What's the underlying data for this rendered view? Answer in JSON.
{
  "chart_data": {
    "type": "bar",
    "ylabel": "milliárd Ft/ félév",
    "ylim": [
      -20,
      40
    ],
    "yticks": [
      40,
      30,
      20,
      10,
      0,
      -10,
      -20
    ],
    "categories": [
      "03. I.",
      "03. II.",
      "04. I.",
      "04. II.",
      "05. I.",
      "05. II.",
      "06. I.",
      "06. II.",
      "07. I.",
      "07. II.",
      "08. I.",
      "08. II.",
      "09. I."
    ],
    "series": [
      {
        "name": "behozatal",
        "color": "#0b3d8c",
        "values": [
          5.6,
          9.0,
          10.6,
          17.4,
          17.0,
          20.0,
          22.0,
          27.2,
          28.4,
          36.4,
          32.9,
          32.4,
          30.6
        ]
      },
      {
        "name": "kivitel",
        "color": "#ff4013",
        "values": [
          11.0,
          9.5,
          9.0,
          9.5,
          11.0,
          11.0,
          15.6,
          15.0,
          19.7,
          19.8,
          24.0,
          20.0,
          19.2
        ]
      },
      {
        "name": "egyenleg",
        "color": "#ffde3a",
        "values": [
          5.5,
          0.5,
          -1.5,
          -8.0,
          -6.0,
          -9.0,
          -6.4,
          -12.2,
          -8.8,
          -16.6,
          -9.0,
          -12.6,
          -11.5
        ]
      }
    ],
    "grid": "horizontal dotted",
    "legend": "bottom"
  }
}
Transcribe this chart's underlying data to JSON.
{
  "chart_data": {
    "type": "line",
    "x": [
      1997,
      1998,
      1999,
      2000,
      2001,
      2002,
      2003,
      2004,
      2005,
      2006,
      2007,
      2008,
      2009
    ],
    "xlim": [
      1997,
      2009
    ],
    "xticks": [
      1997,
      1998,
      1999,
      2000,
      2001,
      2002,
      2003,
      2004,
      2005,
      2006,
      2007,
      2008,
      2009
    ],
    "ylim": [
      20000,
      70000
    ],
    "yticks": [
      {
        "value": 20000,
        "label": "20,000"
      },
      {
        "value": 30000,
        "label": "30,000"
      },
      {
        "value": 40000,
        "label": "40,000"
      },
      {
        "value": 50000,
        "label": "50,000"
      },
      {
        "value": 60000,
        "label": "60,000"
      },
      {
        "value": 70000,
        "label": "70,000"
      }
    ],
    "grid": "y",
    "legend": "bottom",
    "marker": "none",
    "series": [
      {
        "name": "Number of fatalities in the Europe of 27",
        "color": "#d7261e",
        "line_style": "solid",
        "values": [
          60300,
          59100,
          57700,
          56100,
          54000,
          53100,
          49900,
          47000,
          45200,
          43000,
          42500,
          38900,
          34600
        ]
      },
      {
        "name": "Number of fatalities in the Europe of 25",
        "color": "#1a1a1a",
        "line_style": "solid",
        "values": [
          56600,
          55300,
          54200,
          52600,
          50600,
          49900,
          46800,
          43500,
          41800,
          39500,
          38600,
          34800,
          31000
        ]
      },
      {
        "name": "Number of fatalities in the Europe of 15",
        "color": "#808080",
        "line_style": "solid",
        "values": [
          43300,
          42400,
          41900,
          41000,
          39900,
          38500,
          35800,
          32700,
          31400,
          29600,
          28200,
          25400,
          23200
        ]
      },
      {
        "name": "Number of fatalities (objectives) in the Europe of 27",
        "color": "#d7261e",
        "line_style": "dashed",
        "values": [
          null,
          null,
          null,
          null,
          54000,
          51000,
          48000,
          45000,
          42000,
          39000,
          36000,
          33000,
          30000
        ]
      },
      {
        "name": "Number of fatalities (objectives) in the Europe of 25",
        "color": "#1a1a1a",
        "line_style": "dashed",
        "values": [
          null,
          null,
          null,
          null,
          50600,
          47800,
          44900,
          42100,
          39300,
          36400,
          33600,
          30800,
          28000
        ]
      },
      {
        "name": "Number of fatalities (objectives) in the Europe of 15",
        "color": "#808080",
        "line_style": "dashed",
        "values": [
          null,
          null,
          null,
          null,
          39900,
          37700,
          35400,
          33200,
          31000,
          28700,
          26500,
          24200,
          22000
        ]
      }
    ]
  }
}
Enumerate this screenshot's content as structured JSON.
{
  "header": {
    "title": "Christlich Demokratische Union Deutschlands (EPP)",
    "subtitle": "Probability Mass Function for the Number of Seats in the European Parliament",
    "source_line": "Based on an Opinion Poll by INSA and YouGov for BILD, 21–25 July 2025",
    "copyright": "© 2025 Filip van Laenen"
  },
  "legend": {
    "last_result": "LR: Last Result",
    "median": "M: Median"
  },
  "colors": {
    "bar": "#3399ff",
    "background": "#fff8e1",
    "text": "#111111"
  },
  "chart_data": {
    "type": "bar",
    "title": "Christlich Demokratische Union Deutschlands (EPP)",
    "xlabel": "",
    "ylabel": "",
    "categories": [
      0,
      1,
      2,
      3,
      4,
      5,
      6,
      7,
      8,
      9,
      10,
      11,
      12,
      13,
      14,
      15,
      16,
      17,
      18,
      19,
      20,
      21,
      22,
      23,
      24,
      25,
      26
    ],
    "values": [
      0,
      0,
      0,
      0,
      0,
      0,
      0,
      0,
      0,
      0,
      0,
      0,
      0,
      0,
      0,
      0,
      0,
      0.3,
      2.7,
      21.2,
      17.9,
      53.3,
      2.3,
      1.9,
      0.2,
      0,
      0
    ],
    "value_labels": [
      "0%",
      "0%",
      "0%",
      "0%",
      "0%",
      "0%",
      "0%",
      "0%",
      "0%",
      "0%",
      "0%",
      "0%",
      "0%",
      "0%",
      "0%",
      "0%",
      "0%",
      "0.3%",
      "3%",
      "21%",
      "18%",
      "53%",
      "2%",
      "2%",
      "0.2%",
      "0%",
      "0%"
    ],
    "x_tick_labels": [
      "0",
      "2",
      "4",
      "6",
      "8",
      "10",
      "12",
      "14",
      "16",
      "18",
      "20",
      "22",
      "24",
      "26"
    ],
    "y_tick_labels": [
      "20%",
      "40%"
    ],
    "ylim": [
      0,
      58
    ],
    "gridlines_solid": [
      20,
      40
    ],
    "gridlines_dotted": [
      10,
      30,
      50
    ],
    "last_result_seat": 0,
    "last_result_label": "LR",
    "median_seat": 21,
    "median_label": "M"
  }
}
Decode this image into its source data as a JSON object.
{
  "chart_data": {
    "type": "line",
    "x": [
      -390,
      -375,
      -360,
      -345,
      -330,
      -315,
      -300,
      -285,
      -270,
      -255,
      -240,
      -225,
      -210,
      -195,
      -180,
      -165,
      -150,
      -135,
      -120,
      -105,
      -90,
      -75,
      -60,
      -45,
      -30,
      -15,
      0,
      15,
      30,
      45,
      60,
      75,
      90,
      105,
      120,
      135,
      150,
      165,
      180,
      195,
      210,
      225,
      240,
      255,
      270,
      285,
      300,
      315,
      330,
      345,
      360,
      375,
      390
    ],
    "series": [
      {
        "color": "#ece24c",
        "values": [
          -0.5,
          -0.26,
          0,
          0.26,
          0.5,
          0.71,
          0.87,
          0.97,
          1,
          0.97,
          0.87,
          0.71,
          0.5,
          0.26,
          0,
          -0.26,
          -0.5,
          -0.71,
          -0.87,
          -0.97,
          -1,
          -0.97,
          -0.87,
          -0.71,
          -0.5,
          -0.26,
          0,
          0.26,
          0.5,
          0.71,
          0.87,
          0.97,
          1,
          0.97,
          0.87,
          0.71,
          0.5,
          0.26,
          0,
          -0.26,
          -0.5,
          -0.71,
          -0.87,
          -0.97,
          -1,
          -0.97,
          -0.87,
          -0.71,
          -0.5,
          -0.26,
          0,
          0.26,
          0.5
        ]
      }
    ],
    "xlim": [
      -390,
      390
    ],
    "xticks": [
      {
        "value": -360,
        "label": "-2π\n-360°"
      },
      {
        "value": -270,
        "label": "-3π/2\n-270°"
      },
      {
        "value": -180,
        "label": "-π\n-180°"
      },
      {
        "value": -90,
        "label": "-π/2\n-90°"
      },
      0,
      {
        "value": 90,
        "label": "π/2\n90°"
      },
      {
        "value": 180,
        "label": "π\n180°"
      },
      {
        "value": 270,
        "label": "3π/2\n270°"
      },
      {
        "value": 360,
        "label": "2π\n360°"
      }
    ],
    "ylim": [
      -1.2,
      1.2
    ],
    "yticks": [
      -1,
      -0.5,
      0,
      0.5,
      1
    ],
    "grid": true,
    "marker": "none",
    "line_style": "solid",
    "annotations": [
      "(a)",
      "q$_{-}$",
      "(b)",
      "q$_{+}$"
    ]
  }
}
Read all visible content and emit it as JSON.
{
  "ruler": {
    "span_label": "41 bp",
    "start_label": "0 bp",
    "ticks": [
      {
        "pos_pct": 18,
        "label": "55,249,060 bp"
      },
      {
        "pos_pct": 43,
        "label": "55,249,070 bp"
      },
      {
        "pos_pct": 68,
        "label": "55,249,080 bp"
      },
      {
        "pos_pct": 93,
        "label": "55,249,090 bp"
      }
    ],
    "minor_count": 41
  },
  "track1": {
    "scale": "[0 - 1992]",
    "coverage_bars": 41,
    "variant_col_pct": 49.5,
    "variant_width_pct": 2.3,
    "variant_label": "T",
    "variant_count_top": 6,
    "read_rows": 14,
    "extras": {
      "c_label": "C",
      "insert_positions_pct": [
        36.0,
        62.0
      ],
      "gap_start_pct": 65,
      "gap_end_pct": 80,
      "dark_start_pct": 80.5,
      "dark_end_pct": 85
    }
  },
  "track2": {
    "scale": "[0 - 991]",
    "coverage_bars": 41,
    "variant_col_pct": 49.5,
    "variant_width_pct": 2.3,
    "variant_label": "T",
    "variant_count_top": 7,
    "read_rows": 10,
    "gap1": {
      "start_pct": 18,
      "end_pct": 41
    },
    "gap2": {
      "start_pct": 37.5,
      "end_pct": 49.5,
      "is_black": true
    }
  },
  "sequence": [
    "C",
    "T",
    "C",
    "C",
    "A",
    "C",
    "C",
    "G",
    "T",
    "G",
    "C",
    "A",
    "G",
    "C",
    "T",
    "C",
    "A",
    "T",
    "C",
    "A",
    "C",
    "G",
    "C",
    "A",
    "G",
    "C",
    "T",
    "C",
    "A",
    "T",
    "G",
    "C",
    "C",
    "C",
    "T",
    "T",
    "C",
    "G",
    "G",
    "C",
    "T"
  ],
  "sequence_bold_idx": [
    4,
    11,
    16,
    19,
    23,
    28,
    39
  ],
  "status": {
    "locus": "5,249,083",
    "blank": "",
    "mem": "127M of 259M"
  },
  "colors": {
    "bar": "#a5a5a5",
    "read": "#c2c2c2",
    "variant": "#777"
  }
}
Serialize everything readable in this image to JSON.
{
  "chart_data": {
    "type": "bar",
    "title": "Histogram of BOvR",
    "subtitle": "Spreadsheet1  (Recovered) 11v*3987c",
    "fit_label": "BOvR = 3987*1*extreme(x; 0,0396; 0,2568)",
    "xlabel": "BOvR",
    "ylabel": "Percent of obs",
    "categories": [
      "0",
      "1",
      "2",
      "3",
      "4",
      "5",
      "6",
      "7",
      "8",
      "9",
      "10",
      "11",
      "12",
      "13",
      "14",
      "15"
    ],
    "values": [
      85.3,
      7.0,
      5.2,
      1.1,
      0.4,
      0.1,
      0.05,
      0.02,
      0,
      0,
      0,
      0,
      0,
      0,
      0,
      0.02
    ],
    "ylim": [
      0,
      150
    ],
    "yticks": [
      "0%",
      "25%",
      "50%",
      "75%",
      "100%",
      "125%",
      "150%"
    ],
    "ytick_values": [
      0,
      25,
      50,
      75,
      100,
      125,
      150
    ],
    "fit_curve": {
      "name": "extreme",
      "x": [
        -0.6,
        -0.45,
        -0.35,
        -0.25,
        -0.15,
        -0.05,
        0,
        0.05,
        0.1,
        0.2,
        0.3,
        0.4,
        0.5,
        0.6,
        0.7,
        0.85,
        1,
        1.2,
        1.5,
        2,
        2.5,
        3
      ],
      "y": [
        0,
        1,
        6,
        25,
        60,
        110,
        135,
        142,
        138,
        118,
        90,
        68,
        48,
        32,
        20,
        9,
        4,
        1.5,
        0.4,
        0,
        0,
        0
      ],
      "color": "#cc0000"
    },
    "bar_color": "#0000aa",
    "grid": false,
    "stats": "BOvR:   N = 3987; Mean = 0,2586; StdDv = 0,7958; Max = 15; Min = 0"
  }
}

__Exercise description__: Pull every line containing the word "extreme" out of the material.

__Worked answer__:
    "fit_label": "BOvR = 3987*1*extreme(x; 0,0396; 0,2568)",
      "name": "extreme",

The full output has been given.